# [Consigne]
Recopiez intégralement le texte ci-dessous sur la maison horlogère Piaget, sans y modifier quoi que ce soit.

# [Texte fourni]

Le franc, lui, a gagné 15% ces derniers jours, et «il ne reviendra pas» à ses niveaux précédents, selon lui. Est-ce à dire que Piaget prend la différence à son compte, qu’elle consent à réduire ses marges? Le patron élude. Et rappelle qu’il ne dispose que d’une marge de manœuvre limitée du côté des dépenses. «Nous pouvons améliorer notre efficacité, mais en aucun cas augmenter la part de coûts en euros», dit-il en substance. En Suisse, Piaget est installée à La Côte-aux-Fées (NE) et à Plan-les-Ouates (GE).
Philippe Léopold-Metzger dit aussi sa conviction dans la capacité de l’industrie horlogère à continuer d’imposer des produits innovants, à demeurer à la pointe du progrès. Et donc, à continuer d’exporter à travers le monde. Même avec un franc si cher. «Il n’y a pas d’équivalent à la montre suisse», rassure-t-il.
En termes géographiques, Piaget, historiquement orientée vers l’Asie, et donc particulièrement exposée au ralentissement des ventes en Chine et à Hongkong, sent le vent tourner. Mais ne s’alarme pas. «Il y a une désaffection sur Hongkong, mais je ne pense pas qu’elle soit structurelle». Liée à la révolte des parapluies ou non, une certaine défiance s’est installée, depuis quelques mois. «Cela concerne surtout les clients plus fortunés», confirme le patron de la marque.
Ou vont-ils, ces riches voyageurs chinois, si friands de haute horlogerie? Au Japon, en Corée du Sud, à Singapour. Autant de destinations nouvellement prisées dans lesquelles Piaget possède déjà des points de vente – elle en inaugurera un nouveau d’envergure à Tokyo cette année.

# [Listing]
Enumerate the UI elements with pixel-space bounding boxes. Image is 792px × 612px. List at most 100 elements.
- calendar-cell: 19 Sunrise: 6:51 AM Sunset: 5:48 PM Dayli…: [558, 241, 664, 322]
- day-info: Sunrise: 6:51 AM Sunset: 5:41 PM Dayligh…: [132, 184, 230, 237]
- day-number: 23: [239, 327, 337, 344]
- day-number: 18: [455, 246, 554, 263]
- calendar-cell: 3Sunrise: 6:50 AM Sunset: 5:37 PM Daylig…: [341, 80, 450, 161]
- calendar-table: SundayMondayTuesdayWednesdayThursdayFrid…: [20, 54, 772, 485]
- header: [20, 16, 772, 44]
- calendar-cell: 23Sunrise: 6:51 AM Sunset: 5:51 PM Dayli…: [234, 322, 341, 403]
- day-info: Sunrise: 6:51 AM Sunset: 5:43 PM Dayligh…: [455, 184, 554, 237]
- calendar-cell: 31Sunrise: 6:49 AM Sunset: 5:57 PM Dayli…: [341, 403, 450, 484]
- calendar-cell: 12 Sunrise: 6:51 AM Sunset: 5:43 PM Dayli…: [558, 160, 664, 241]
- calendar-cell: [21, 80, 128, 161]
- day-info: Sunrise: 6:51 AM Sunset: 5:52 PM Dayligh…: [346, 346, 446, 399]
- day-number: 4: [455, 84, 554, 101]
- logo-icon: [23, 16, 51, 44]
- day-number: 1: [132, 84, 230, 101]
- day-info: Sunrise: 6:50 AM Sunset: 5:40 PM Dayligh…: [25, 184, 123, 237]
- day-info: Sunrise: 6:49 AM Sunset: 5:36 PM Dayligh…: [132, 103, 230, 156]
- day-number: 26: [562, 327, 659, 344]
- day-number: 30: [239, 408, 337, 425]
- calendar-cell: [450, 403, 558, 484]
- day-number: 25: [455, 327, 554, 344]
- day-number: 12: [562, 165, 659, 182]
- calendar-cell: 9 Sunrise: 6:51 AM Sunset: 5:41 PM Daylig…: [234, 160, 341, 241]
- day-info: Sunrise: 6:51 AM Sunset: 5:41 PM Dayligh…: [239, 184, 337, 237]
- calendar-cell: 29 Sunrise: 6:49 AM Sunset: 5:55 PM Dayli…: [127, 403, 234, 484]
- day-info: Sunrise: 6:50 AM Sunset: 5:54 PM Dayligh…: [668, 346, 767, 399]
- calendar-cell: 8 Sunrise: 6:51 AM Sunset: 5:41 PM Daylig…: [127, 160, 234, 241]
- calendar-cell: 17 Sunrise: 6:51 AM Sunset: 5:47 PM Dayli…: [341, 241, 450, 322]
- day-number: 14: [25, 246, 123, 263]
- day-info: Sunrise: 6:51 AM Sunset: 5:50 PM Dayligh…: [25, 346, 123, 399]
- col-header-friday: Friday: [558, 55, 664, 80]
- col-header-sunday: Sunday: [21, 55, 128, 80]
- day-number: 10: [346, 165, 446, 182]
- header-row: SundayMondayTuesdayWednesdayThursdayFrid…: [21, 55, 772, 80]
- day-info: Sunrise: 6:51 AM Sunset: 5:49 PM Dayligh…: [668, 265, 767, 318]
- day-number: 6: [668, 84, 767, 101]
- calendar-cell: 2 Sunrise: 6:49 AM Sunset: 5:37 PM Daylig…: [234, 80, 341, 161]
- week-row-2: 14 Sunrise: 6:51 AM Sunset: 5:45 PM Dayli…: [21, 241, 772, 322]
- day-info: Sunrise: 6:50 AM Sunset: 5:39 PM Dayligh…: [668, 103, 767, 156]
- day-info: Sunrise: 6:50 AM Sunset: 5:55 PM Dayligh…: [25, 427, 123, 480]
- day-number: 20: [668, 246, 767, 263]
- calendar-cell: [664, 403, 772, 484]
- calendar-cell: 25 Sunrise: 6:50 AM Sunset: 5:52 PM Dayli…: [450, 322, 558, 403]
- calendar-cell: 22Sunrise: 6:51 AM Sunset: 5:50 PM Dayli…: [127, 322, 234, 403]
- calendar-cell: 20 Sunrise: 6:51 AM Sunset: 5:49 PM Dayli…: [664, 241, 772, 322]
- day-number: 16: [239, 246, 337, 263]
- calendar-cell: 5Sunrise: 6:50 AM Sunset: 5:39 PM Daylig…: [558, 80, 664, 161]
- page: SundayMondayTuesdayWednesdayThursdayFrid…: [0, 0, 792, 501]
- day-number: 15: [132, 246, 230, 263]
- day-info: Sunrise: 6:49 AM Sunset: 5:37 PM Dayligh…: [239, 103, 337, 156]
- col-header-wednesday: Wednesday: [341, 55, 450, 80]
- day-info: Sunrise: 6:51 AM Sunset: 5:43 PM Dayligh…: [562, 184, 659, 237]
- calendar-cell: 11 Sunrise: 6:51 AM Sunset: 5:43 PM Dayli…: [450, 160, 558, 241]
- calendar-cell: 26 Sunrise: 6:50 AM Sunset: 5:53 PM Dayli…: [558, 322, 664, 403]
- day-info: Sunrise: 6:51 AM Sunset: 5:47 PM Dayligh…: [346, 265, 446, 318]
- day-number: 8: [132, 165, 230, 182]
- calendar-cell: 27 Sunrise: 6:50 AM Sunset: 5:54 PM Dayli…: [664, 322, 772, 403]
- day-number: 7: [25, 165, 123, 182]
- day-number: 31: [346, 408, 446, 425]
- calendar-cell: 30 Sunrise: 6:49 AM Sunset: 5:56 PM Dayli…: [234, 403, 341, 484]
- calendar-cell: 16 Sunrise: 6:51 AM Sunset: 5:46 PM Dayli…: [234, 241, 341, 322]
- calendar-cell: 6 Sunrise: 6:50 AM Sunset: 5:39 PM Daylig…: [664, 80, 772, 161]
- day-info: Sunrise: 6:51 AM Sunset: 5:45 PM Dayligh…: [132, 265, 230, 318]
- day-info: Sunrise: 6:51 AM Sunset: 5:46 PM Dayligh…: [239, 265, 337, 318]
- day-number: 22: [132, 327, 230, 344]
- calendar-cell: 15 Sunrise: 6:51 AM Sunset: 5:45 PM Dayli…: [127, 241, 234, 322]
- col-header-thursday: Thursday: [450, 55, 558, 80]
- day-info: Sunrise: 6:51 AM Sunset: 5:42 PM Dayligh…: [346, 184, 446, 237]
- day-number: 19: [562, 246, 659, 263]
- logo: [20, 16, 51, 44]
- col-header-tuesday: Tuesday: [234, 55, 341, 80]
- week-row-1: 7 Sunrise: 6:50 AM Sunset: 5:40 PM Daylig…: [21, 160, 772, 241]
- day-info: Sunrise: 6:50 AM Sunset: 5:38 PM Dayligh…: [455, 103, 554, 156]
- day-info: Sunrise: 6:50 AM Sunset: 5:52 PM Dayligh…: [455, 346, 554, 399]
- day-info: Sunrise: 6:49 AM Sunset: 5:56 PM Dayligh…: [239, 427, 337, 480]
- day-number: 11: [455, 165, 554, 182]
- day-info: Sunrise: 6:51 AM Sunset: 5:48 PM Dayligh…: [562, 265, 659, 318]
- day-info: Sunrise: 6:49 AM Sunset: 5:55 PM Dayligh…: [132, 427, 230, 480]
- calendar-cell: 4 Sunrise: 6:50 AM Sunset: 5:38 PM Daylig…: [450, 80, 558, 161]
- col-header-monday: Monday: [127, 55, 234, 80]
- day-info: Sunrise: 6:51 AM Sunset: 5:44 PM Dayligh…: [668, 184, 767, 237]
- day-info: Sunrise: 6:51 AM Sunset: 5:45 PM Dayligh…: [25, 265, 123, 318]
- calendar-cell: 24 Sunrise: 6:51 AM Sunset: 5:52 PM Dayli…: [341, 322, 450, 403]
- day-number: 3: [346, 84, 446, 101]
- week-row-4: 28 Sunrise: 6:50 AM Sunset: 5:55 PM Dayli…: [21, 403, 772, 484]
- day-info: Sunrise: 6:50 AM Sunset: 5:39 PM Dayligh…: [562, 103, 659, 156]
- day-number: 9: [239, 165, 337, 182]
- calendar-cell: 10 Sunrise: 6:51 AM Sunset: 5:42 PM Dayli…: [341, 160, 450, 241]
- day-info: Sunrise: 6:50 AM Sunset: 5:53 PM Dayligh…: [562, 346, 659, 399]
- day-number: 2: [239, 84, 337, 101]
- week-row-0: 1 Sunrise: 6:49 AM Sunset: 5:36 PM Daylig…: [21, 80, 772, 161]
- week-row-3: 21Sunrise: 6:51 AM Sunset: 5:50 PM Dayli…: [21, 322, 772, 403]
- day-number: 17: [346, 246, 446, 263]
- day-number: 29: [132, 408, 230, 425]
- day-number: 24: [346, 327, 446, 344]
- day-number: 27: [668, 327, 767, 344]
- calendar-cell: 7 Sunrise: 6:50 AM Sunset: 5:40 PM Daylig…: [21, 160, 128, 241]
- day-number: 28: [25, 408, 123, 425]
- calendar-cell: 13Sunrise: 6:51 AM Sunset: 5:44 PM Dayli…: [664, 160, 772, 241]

# [Réponse]
Le franc, lui, a gagné 15% ces derniers jours, et «il ne reviendra pas» à ses niveaux précédents, selon lui. Est-ce à dire que Piaget prend la différence à son compte, qu’elle consent à réduire ses marges? Le patron élude. Et rappelle qu’il ne dispose que d’une marge de manœuvre limitée du côté des dépenses. «Nous pouvons améliorer notre efficacité, mais en aucun cas augmenter la part de coûts en euros», dit-il en substance. En Suisse, Piaget est installée à La Côte-aux-Fées (NE) et à Plan-les-Ouates (GE).
Philippe Léopold-Metzger dit aussi sa conviction dans la capacité de l’industrie horlogère à continuer d’imposer des produits innovants, à demeurer à la pointe du progrès. Et donc, à continuer d’exporter à travers le monde. Même avec un franc si cher. «Il n’y a pas d’équivalent à la montre suisse», rassure-t-il.
En termes géographiques, Piaget, historiquement orientée vers l’Asie, et donc particulièrement exposée au ralentissement des ventes en Chine et à Hongkong, sent le vent tourner. Mais ne s’alarme pas. «Il y a une désaffection sur Hongkong, mais je ne pense pas qu’elle soit structurelle». Liée à la révolte des parapluies ou non, une certaine défiance s’est installée, depuis quelques mois. «Cela concerne surtout les clients plus fortunés», confirme le patron de la marque.
Ou vont-ils, ces riches voyageurs chinois, si friands de haute horlogerie? Au Japon, en Corée du Sud, à Singapour. Autant de destinations nouvellement prisées dans lesquelles Piaget possède déjà des points de vente – elle en inaugurera un nouveau d’envergure à Tokyo cette année.